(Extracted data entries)
## BEGIN
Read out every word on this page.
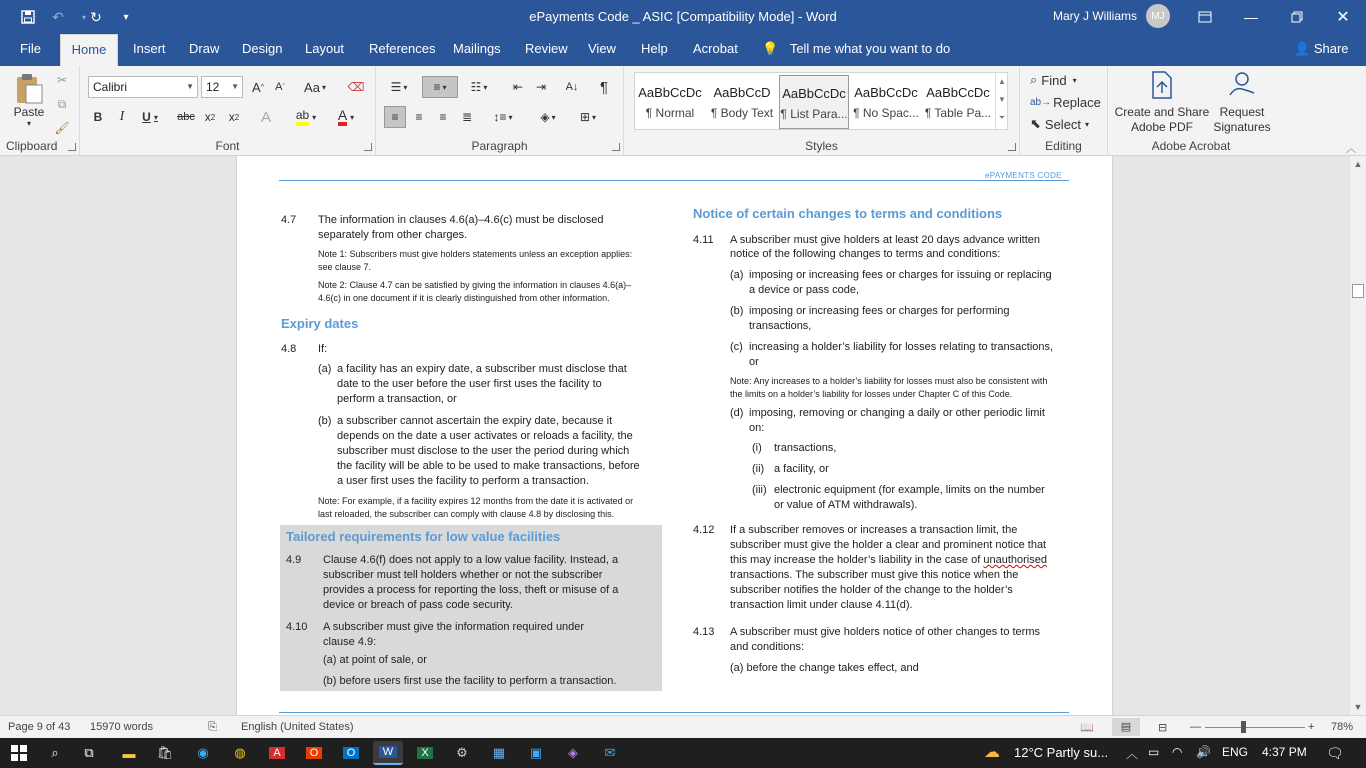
↶	▾ ↻	▾	ePayments Code _ ASIC [Compatibility Mode] - Word	Mary J Williams	MJ	—	✕
File	Home	Insert	Draw	Design	Layout	References	Mailings	Review	View	Help	Acrobat	💡 Tell me what you want to do	👤 Share
Paste
▾
✂
⧉
🖌
Clipboard
Calibri	▼	12 ▼	A ^	A ˇ Aa ▾ ⌫
B	I	U ▾ abc x 2	x 2	A	ab ▾ A ▾
Font
☰ ▾	≡ ▾	☷ ▾	⇤	⇥	A↓	¶
≡	≡	≡	≣	↕≡ ▾	◈ ▾	⊞ ▾
Paragraph	Styles
AaBbCcDc
¶ Normal
AaBbCcD
¶ Body Text
AaBbCcDc
¶ List Para...
AaBbCcDc
¶ No Spac...
AaBbCcDc
¶ Table Pa...
▲
▼
⏷
⌕ Find ▾
ab→ Replace
⬉ Select ▾
Editing
Create and Share
Adobe PDF
Request
Signatures
Adobe Acrobat	︿
ePAYMENTS CODE
4.7 The information in clauses 4.6(a)–4.6(c) must be disclosed
separately from other charges.
Note 1: Subscribers must give holders statements unless an exception applies:
see clause 7.
Note 2: Clause 4.7 can be satisfied by giving the information in clauses 4.6(a)–
4.6(c) in one document if it is clearly distinguished from other information.
Expiry dates
4.8 If:
(a) a facility has an expiry date, a subscriber must disclose that
date to the user before the user first uses the facility to
perform a transaction, or
(b) a subscriber cannot ascertain the expiry date, because it
depends on the date a user activates or reloads a facility, the
subscriber must disclose to the user the period during which
the facility will be able to be used to make transactions, before
a user first uses the facility to perform a transaction.
Note: For example, if a facility expires 12 months from the date it is activated or
last reloaded, the subscriber can comply with clause 4.8 by disclosing this.
Tailored requirements for low value facilities
4.9 Clause 4.6(f) does not apply to a low value facility. Instead, a
subscriber must tell holders whether or not the subscriber
provides a process for reporting the loss, theft or misuse of a
device or breach of pass code security.
4.10 A subscriber must give the information required under
clause 4.9:
(a) at point of sale, or
(b) before users first use the facility to perform a transaction.
Notice of certain changes to terms and conditions
4.11 A subscriber must give holders at least 20 days advance written
notice of the following changes to terms and conditions:
(a) imposing or increasing fees or charges for issuing or replacing
a device or pass code,
(b) imposing or increasing fees or charges for performing
transactions,
(c) increasing a holder’s liability for losses relating to transactions,
or
Note: Any increases to a holder’s liability for losses must also be consistent with
the limits on a holder’s liability for losses under Chapter C of this Code.
(d) imposing, removing or changing a daily or other periodic limit
on:
(i) transactions,
(ii) a facility, or
(iii) electronic equipment (for example, limits on the number
or value of ATM withdrawals).
4.12 If a subscriber removes or increases a transaction limit, the
subscriber must give the holder a clear and prominent notice that
this may increase the holder’s liability in the case of unauthorised
transactions. The subscriber must give this notice when the
subscriber notifies the holder of the change to the holder’s
transaction limit under clause 4.11(d).
4.13 A subscriber must give holders notice of other changes to terms
and conditions:
(a) before the change takes effect, and
▲
▼
Page 9 of 43 15970 words	⎘ English (United States)	📖	▤	⊟ —	+ 78%
⌕	⧉	▬	🛍	◉	◍	A	O	O	W	X	⚙	▦	▣	◈	✉	☁ 12°C Partly su... ︿ ▭ ◠ 🔊 ENG 4:37 PM 🗨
## END
Every entry above needs to be retyped exactly; drop the pictures.

Read out every word on this page.
↶	▾ ↻	▾	ePayments Code _ ASIC [Compatibility Mode] - Word	Mary J Williams	MJ	—	✕
File	Home	Insert	Draw	Design	Layout	References	Mailings	Review	View	Help	Acrobat	💡 Tell me what you want to do	👤 Share
Paste
▾
✂
⧉
🖌
Clipboard
Calibri	▼	12 ▼	A ^	A ˇ Aa ▾ ⌫
B	I	U ▾ abc x 2	x 2	A	ab ▾ A ▾
Font
☰ ▾	≡ ▾	☷ ▾	⇤	⇥	A↓	¶
≡	≡	≡	≣	↕≡ ▾	◈ ▾	⊞ ▾
Paragraph	Styles
AaBbCcDc
¶ Normal
AaBbCcD
¶ Body Text
AaBbCcDc
¶ List Para...
AaBbCcDc
¶ No Spac...
AaBbCcDc
¶ Table Pa...
▲
▼
⏷
⌕ Find ▾
ab→ Replace
⬉ Select ▾
Editing
Create and Share
Adobe PDF
Request
Signatures
Adobe Acrobat	︿
ePAYMENTS CODE
4.7 The information in clauses 4.6(a)–4.6(c) must be disclosed
separately from other charges.
Note 1: Subscribers must give holders statements unless an exception applies:
see clause 7.
Note 2: Clause 4.7 can be satisfied by giving the information in clauses 4.6(a)–
4.6(c) in one document if it is clearly distinguished from other information.
Expiry dates
4.8 If:
(a) a facility has an expiry date, a subscriber must disclose that
date to the user before the user first uses the facility to
perform a transaction, or
(b) a subscriber cannot ascertain the expiry date, because it
depends on the date a user activates or reloads a facility, the
subscriber must disclose to the user the period during which
the facility will be able to be used to make transactions, before
a user first uses the facility to perform a transaction.
Note: For example, if a facility expires 12 months from the date it is activated or
last reloaded, the subscriber can comply with clause 4.8 by disclosing this.
Tailored requirements for low value facilities
4.9 Clause 4.6(f) does not apply to a low value facility. Instead, a
subscriber must tell holders whether or not the subscriber
provides a process for reporting the loss, theft or misuse of a
device or breach of pass code security.
4.10 A subscriber must give the information required under
clause 4.9:
(a) at point of sale, or
(b) before users first use the facility to perform a transaction.
Notice of certain changes to terms and conditions
4.11 A subscriber must give holders at least 20 days advance written
notice of the following changes to terms and conditions:
(a) imposing or increasing fees or charges for issuing or replacing
a device or pass code,
(b) imposing or increasing fees or charges for performing
transactions,
(c) increasing a holder’s liability for losses relating to transactions,
or
Note: Any increases to a holder’s liability for losses must also be consistent with
the limits on a holder’s liability for losses under Chapter C of this Code.
(d) imposing, removing or changing a daily or other periodic limit
on:
(i) transactions,
(ii) a facility, or
(iii) electronic equipment (for example, limits on the number
or value of ATM withdrawals).
4.12 If a subscriber removes or increases a transaction limit, the
subscriber must give the holder a clear and prominent notice that
this may increase the holder’s liability in the case of unauthorised
transactions. The subscriber must give this notice when the
subscriber notifies the holder of the change to the holder’s
transaction limit under clause 4.11(d).
4.13 A subscriber must give holders notice of other changes to terms
and conditions:
(a) before the change takes effect, and
▲
▼
Page 9 of 43 15970 words	⎘ English (United States)	📖	▤	⊟ —	+ 78%
⌕	⧉	▬	🛍	◉	◍	A	O	O	W	X	⚙	▦	▣	◈	✉	☁ 12°C Partly su... ︿ ▭ ◠ 🔊 ENG 4:37 PM 🗨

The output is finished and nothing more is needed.